> **THE EXERCISE**
Find the string "text" in the records. Copy every line it appears in.

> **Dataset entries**
------------------------------------
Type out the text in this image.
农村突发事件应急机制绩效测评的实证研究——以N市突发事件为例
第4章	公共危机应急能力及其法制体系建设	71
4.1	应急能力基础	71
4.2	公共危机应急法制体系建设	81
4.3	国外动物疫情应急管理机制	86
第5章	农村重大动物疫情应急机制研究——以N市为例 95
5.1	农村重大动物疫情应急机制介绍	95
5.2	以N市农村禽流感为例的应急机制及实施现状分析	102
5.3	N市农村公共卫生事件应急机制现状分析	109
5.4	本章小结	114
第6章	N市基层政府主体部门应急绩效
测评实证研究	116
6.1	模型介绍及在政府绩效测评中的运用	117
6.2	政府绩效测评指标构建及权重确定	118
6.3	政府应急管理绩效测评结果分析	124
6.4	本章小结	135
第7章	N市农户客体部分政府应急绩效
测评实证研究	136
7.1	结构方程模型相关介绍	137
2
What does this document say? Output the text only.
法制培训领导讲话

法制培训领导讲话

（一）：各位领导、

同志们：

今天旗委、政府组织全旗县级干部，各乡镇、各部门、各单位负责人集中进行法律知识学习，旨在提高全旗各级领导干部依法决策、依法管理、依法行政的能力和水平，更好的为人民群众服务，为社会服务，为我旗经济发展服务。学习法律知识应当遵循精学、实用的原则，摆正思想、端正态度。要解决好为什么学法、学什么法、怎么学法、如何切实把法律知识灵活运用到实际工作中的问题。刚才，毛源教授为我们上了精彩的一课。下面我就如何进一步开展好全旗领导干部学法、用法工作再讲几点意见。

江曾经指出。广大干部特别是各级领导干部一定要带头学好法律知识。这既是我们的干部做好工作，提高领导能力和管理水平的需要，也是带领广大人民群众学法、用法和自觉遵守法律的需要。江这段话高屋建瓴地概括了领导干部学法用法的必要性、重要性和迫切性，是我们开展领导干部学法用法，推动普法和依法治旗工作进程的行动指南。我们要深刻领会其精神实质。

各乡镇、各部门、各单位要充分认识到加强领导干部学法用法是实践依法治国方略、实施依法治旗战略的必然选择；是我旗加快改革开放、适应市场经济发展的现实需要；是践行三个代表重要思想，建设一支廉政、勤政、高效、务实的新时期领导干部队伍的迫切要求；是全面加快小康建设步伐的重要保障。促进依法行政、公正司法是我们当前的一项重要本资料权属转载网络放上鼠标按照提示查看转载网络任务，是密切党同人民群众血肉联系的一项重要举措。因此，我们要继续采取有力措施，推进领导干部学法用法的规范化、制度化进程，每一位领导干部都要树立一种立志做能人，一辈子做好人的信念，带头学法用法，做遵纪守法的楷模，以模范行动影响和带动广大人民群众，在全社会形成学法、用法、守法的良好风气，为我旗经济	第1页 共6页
------------------------------------
> **WORKED ANSWER**
Type out the text in this image.
What does this document say? Output the text only.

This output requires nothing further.